Minggu, 01 Januari 2017

Hadiah Perekat Hati

Islam adalah petunjuk hidup yang mengatur segala aspek kehidupan. Baik itu hubungan antara hamba dengan Allah, maupun hubungan antara sesama hamba. Semuanya diatur untuk menimbulkan keharmonisan dan kedamaian hidup di dunia dan akhirat. Lebih dari itu segala petunjuk itu jika diniatkan untuk mencari ridha Allah akan bernilai ibadah.

Begitu mulianya apabila umat ini saling bekasih sayang antara sesamanya. Bangunan umat akan semakin kokoh. Untuk itu Islam datang untuk memberikan solusi. Diantara solusi itu adalah anjuran untuk saling memberikan hadiah. Dalam sebuah hadits dari sahabat abu Hurairah bahwa nabi bersabda,

تَهَادَوْا تَحَابُّوا
“Hendaklah kalian saling memberi hadiah, niscaya akan saling mencintai.” (HR. Bukhari).

Hadiah adalah sebuah pemberian untuk mendatangkan kecintaan, menumbuhkan kasih sayang, menghilangkan kedengkian dan melembutkan hati.
Hadiah merupakan tanda cinta dan bersihnya hati. Ia juga sebagai tanda simpati kepada orang yang ia cintai. Saling memberi hadiah adalah akhlaq mulia yang dianjurkan dalam Islam. Untuk itu, Nabi Muhammad adalah manusia teladan dalam hal ini. Meskipun seorang Rasul, beliau tidak sungkan dalam menerima hadiah.
Dalam sebuah riwayat dari Abu Hurairah beliau berkata bahwa Rasulullah jika diberi makanan beliau bertanya, ini hadiah ataukah sedekah? jika ini adalah sedekah beliau berkata kepada para sahabatnya, “Makanlah!.” Sedangkan beliau tidak memakannya, namun jika ini adalah hadiah maka Rasulullah akan memakannya bersama-sama dengan mereka. (HR Bukhari dan Muslim).

= = = = =

> **Tugas Latihan 1**: Tuliskan kembali tanpa perubahan bagian teks tentang hadiah yang diawali kata-kata berisi "Hadiah adalah sebuah" dan diakhiri "dalam menerima hadiah.".

> **Data Kerja**:

= = = = =

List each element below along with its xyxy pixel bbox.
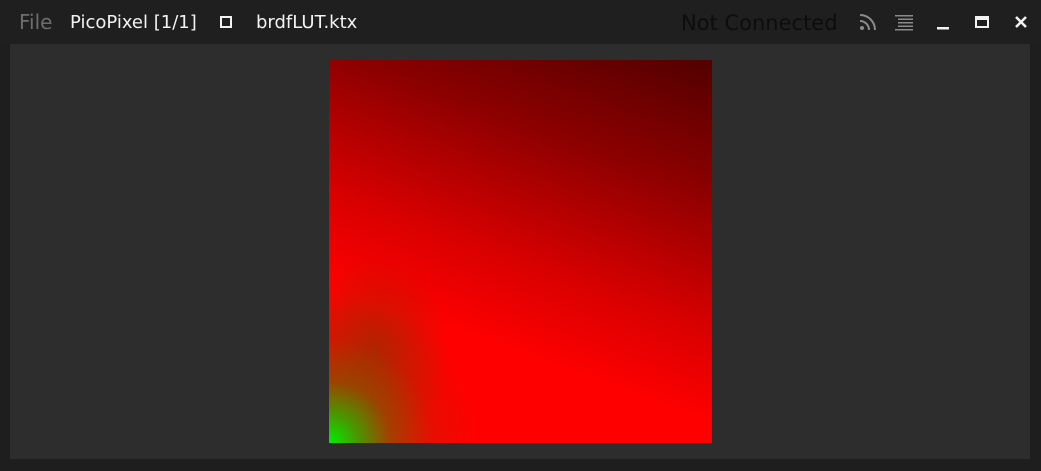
connection-status: Not Connected: [681, 11, 838, 35]
lut-green-gradient: [329, 60, 712, 443]
close-icon[interactable]: [1011, 12, 1031, 32]
minimize-icon[interactable]: [933, 12, 953, 32]
file-name-tab[interactable]: brdfLUT.ktx: [256, 10, 357, 36]
brdf-lut-texture: [329, 60, 712, 443]
app-title: PicoPixel [1/1]: [70, 12, 197, 33]
app-window: File PicoPixel [1/1] brdfLUT.ktx Not Con…: [0, 0, 1041, 471]
list-icon[interactable]: [894, 12, 914, 32]
rss-icon[interactable]: [858, 12, 878, 32]
file-menu[interactable]: File: [19, 9, 52, 35]
title-bar: File PicoPixel [1/1] brdfLUT.ktx Not Con…: [0, 0, 1041, 44]
square-icon[interactable]: [220, 16, 232, 28]
maximize-icon[interactable]: [972, 12, 992, 32]
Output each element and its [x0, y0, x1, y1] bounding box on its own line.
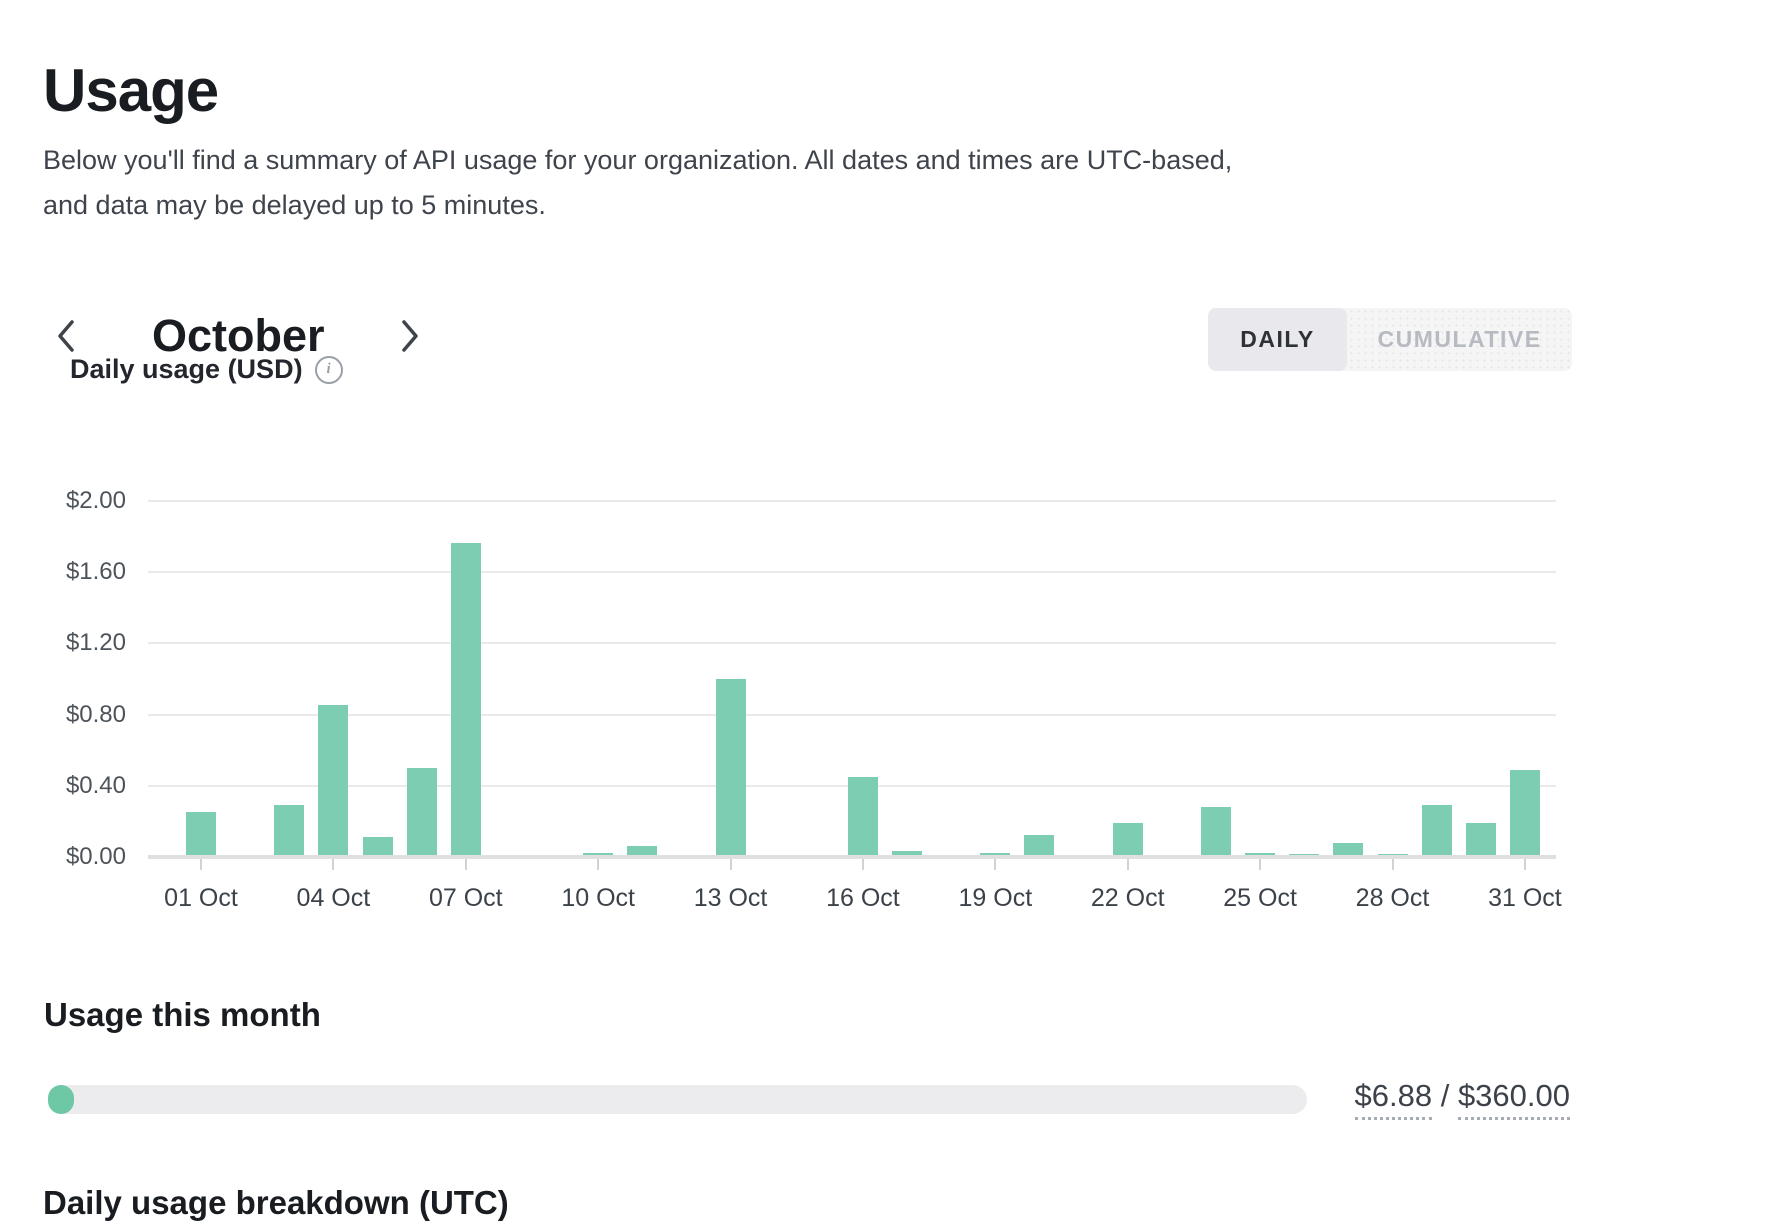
- x-axis-tick: [332, 859, 334, 870]
- previous-month-button[interactable]: [44, 314, 88, 358]
- chevron-left-icon: [56, 319, 76, 353]
- x-axis-label: 22 Oct: [1091, 884, 1165, 913]
- usage-bar-day-22[interactable]: [1113, 823, 1143, 855]
- usage-bar-day-26[interactable]: [1289, 854, 1319, 855]
- usage-progress-bar: [48, 1085, 1307, 1114]
- x-axis-label: 28 Oct: [1356, 884, 1430, 913]
- usage-bar-day-3[interactable]: [274, 805, 304, 855]
- x-axis-tick: [994, 859, 996, 870]
- x-axis-tick: [200, 859, 202, 870]
- page-subtitle: Below you'll find a summary of API usage…: [43, 138, 1232, 228]
- x-axis-tick: [1127, 859, 1129, 870]
- chart-title: Daily usage (USD): [70, 354, 303, 385]
- usage-amounts: $6.88 / $360.00: [1150, 1078, 1570, 1114]
- x-axis-tick: [1524, 859, 1526, 870]
- y-axis-label: $0.80: [20, 701, 126, 729]
- y-axis-label: $1.20: [20, 629, 126, 657]
- usage-bar-day-7[interactable]: [451, 543, 481, 855]
- x-axis-tick: [1392, 859, 1394, 870]
- x-axis-label: 31 Oct: [1488, 884, 1562, 913]
- x-axis-label: 13 Oct: [694, 884, 768, 913]
- x-axis-label: 01 Oct: [164, 884, 238, 913]
- usage-bar-day-29[interactable]: [1422, 805, 1452, 855]
- x-axis-tick: [597, 859, 599, 870]
- daily-breakdown-heading: Daily usage breakdown (UTC): [43, 1184, 509, 1222]
- usage-used-amount[interactable]: $6.88: [1355, 1078, 1433, 1120]
- tab-cumulative[interactable]: CUMULATIVE: [1347, 308, 1572, 371]
- usage-bar-day-19[interactable]: [980, 853, 1010, 855]
- y-axis-label: $0.40: [20, 772, 126, 800]
- gridline: [148, 714, 1556, 716]
- subtitle-line: Below you'll find a summary of API usage…: [43, 138, 1232, 183]
- usage-bar-day-25[interactable]: [1245, 853, 1275, 855]
- x-axis-tick: [730, 859, 732, 870]
- gridline: [148, 642, 1556, 644]
- chart-title-row: Daily usage (USD) i: [70, 354, 343, 385]
- x-axis-tick: [862, 859, 864, 870]
- usage-limit-amount[interactable]: $360.00: [1458, 1078, 1570, 1120]
- usage-bar-day-5[interactable]: [363, 837, 393, 855]
- usage-bar-day-6[interactable]: [407, 768, 437, 855]
- x-axis-label: 07 Oct: [429, 884, 503, 913]
- usage-bar-day-27[interactable]: [1333, 843, 1363, 855]
- x-axis-label: 19 Oct: [959, 884, 1033, 913]
- next-month-button[interactable]: [388, 314, 432, 358]
- page-title: Usage: [43, 56, 218, 125]
- usage-bar-day-30[interactable]: [1466, 823, 1496, 855]
- x-axis-label: 16 Oct: [826, 884, 900, 913]
- usage-bar-day-4[interactable]: [318, 705, 348, 855]
- usage-bar-day-10[interactable]: [583, 853, 613, 855]
- subtitle-line: and data may be delayed up to 5 minutes.: [43, 183, 1232, 228]
- tab-daily[interactable]: DAILY: [1208, 308, 1347, 371]
- usage-bar-day-13[interactable]: [716, 679, 746, 855]
- usage-bar-day-16[interactable]: [848, 777, 878, 855]
- usage-bar-day-20[interactable]: [1024, 835, 1054, 855]
- usage-bar-day-24[interactable]: [1201, 807, 1231, 855]
- y-axis-label: $1.60: [20, 558, 126, 586]
- x-axis-label: 04 Oct: [297, 884, 371, 913]
- usage-bar-day-1[interactable]: [186, 812, 216, 855]
- x-axis-tick: [465, 859, 467, 870]
- usage-this-month-heading: Usage this month: [44, 996, 321, 1034]
- usage-separator: /: [1432, 1078, 1458, 1113]
- info-icon[interactable]: i: [315, 356, 343, 384]
- gridline: [148, 500, 1556, 502]
- y-axis-label: $0.00: [20, 843, 126, 871]
- gridline: [148, 855, 1556, 859]
- y-axis-label: $2.00: [20, 487, 126, 515]
- usage-bar-day-11[interactable]: [627, 846, 657, 855]
- usage-bar-day-31[interactable]: [1510, 770, 1540, 855]
- usage-progress-fill: [48, 1085, 74, 1114]
- usage-bar-day-17[interactable]: [892, 851, 922, 855]
- chevron-right-icon: [400, 319, 420, 353]
- usage-bar-day-28[interactable]: [1378, 854, 1408, 855]
- x-axis-label: 10 Oct: [561, 884, 635, 913]
- gridline: [148, 571, 1556, 573]
- x-axis-tick: [1259, 859, 1261, 870]
- view-toggle: DAILY CUMULATIVE: [1208, 308, 1572, 371]
- x-axis-label: 25 Oct: [1223, 884, 1297, 913]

= = = = =

> **Tugas Latihan 2**: Ubah bagian daftar yang diawali baris berisi "connection-status: Not Connected: [681, 11, 838, 35]" dan diakhiri baris berisi "app-title: PicoPixel [1/1]: [70, 12, 197, 33]", termasuk kedua baris itu, menjadi tabel Markdown dengan kolom "No." untuk nomor urut dan "Baris" untuk isi barisnya. Lewati baris kosong dan jangan sertakan baris lain di luar bagian tersebut.

> **Hasil Tugas 1**:
Hadiah adalah sebuah pemberian untuk mendatangkan kecintaan, menumbuhkan kasih sayang, menghilangkan kedengkian dan melembutkan hati.
Hadiah merupakan tanda cinta dan bersihnya hati. Ia juga sebagai tanda simpati kepada orang yang ia cintai. Saling memberi hadiah adalah akhlaq mulia yang dianjurkan dalam Islam. Untuk itu, Nabi Muhammad adalah manusia teladan dalam hal ini. Meskipun seorang Rasul, beliau tidak sungkan dalam menerima hadiah.

> **Hasil Tugas 2**:
| No. | Baris |
|---|---|
| 1 | connection-status: Not Connected: [681, 11, 838, 35] |
| 2 | lut-green-gradient: [329, 60, 712, 443] |
| 3 | close-icon[interactable]: [1011, 12, 1031, 32] |
| 4 | minimize-icon[interactable]: [933, 12, 953, 32] |
| 5 | file-name-tab[interactable]: brdfLUT.ktx: [256, 10, 357, 36] |
| 6 | brdf-lut-texture: [329, 60, 712, 443] |
| 7 | app-title: PicoPixel [1/1]: [70, 12, 197, 33] |